Problem statement
List all the lines in these records that hold "有线下载速度".

Material
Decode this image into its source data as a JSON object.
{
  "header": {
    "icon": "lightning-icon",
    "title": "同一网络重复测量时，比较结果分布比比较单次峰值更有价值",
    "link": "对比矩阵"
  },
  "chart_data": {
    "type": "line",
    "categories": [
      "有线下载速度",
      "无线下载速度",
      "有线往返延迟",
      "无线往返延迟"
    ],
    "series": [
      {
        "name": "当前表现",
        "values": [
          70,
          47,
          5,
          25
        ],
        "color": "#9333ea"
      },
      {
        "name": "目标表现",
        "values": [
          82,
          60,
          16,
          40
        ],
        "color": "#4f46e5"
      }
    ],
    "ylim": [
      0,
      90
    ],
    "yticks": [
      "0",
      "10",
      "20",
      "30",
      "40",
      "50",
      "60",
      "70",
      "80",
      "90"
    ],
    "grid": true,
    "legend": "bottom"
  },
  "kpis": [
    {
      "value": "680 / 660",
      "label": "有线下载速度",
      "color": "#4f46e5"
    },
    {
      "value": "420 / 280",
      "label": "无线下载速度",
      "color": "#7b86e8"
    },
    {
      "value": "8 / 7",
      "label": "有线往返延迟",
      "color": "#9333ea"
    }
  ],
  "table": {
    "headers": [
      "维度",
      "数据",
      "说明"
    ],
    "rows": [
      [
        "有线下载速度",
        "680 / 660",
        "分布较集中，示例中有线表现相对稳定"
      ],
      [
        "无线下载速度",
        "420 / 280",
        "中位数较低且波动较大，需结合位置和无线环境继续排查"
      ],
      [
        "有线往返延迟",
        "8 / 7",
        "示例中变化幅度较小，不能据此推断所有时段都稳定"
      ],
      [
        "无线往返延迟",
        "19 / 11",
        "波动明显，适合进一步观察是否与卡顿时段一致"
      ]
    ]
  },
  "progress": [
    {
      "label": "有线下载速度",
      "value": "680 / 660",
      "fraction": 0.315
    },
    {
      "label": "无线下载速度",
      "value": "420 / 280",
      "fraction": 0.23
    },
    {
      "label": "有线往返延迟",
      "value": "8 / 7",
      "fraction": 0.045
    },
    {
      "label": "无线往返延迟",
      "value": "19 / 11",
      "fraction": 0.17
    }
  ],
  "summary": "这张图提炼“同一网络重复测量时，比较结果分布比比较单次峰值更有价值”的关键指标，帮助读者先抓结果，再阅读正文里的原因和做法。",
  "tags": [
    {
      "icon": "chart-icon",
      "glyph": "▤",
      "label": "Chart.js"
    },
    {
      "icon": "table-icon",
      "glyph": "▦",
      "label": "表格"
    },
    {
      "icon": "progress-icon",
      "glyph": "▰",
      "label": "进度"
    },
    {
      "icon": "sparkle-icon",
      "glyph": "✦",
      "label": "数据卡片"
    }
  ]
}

Expected output
      "有线下载速度",
      "label": "有线下载速度",
        "有线下载速度",
      "label": "有线下载速度",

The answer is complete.